▶ _Source records_
--------------------

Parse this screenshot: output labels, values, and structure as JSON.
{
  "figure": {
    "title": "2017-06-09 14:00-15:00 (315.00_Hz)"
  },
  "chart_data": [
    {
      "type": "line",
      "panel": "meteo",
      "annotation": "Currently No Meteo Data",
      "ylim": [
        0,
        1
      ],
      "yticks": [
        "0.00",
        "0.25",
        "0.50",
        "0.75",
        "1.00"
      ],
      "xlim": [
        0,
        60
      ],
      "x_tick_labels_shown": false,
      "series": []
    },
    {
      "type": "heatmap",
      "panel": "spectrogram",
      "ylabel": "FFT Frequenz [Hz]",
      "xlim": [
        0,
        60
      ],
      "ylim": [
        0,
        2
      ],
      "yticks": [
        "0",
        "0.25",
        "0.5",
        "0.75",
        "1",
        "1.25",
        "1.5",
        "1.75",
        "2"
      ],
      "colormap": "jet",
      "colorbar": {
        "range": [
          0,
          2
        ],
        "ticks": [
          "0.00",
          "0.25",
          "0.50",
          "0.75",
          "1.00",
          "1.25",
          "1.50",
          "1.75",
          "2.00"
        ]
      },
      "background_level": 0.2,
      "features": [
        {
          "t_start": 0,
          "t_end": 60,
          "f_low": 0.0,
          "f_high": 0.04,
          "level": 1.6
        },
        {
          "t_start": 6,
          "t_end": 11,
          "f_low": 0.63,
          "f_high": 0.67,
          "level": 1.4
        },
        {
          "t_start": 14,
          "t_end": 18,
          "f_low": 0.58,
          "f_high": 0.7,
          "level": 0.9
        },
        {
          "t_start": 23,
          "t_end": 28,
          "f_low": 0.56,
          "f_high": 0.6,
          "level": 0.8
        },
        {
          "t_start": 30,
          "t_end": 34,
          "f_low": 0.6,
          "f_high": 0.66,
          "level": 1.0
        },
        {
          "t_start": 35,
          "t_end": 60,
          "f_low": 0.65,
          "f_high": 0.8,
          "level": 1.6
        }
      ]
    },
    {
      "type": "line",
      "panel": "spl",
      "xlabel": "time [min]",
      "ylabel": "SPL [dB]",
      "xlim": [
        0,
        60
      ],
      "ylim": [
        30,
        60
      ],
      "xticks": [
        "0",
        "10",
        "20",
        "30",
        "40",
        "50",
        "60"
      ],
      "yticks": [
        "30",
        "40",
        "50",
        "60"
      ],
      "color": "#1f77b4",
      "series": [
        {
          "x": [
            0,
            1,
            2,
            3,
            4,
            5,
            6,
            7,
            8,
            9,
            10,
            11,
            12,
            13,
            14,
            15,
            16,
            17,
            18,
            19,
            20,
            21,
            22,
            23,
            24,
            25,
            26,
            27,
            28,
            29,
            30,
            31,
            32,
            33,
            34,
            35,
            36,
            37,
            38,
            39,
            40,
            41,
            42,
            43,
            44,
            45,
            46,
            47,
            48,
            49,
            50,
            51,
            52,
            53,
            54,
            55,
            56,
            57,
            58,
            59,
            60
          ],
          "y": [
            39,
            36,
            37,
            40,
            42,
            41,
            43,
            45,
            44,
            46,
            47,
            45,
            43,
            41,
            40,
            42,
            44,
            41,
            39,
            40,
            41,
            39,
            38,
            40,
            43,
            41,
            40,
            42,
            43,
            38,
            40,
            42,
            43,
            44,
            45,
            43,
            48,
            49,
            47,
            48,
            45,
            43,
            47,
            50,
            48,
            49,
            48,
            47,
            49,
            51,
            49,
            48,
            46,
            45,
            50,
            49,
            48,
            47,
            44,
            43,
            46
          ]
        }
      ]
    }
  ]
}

--------------------

▶ _EXERCISE AIM_
Each line of the material must be restated exactly.

▶ _SOLUTION_
Parse this screenshot: output labels, values, and structure as JSON.
{
  "figure": {
    "title": "2017-06-09 14:00-15:00 (315.00_Hz)"
  },
  "chart_data": [
    {
      "type": "line",
      "panel": "meteo",
      "annotation": "Currently No Meteo Data",
      "ylim": [
        0,
        1
      ],
      "yticks": [
        "0.00",
        "0.25",
        "0.50",
        "0.75",
        "1.00"
      ],
      "xlim": [
        0,
        60
      ],
      "x_tick_labels_shown": false,
      "series": []
    },
    {
      "type": "heatmap",
      "panel": "spectrogram",
      "ylabel": "FFT Frequenz [Hz]",
      "xlim": [
        0,
        60
      ],
      "ylim": [
        0,
        2
      ],
      "yticks": [
        "0",
        "0.25",
        "0.5",
        "0.75",
        "1",
        "1.25",
        "1.5",
        "1.75",
        "2"
      ],
      "colormap": "jet",
      "colorbar": {
        "range": [
          0,
          2
        ],
        "ticks": [
          "0.00",
          "0.25",
          "0.50",
          "0.75",
          "1.00",
          "1.25",
          "1.50",
          "1.75",
          "2.00"
        ]
      },
      "background_level": 0.2,
      "features": [
        {
          "t_start": 0,
          "t_end": 60,
          "f_low": 0.0,
          "f_high": 0.04,
          "level": 1.6
        },
        {
          "t_start": 6,
          "t_end": 11,
          "f_low": 0.63,
          "f_high": 0.67,
          "level": 1.4
        },
        {
          "t_start": 14,
          "t_end": 18,
          "f_low": 0.58,
          "f_high": 0.7,
          "level": 0.9
        },
        {
          "t_start": 23,
          "t_end": 28,
          "f_low": 0.56,
          "f_high": 0.6,
          "level": 0.8
        },
        {
          "t_start": 30,
          "t_end": 34,
          "f_low": 0.6,
          "f_high": 0.66,
          "level": 1.0
        },
        {
          "t_start": 35,
          "t_end": 60,
          "f_low": 0.65,
          "f_high": 0.8,
          "level": 1.6
        }
      ]
    },
    {
      "type": "line",
      "panel": "spl",
      "xlabel": "time [min]",
      "ylabel": "SPL [dB]",
      "xlim": [
        0,
        60
      ],
      "ylim": [
        30,
        60
      ],
      "xticks": [
        "0",
        "10",
        "20",
        "30",
        "40",
        "50",
        "60"
      ],
      "yticks": [
        "30",
        "40",
        "50",
        "60"
      ],
      "color": "#1f77b4",
      "series": [
        {
          "x": [
            0,
            1,
            2,
            3,
            4,
            5,
            6,
            7,
            8,
            9,
            10,
            11,
            12,
            13,
            14,
            15,
            16,
            17,
            18,
            19,
            20,
            21,
            22,
            23,
            24,
            25,
            26,
            27,
            28,
            29,
            30,
            31,
            32,
            33,
            34,
            35,
            36,
            37,
            38,
            39,
            40,
            41,
            42,
            43,
            44,
            45,
            46,
            47,
            48,
            49,
            50,
            51,
            52,
            53,
            54,
            55,
            56,
            57,
            58,
            59,
            60
          ],
          "y": [
            39,
            36,
            37,
            40,
            42,
            41,
            43,
            45,
            44,
            46,
            47,
            45,
            43,
            41,
            40,
            42,
            44,
            41,
            39,
            40,
            41,
            39,
            38,
            40,
            43,
            41,
            40,
            42,
            43,
            38,
            40,
            42,
            43,
            44,
            45,
            43,
            48,
            49,
            47,
            48,
            45,
            43,
            47,
            50,
            48,
            49,
            48,
            47,
            49,
            51,
            49,
            48,
            46,
            45,
            50,
            49,
            48,
            47,
            44,
            43,
            46
          ]
        }
      ]
    }
  ]
}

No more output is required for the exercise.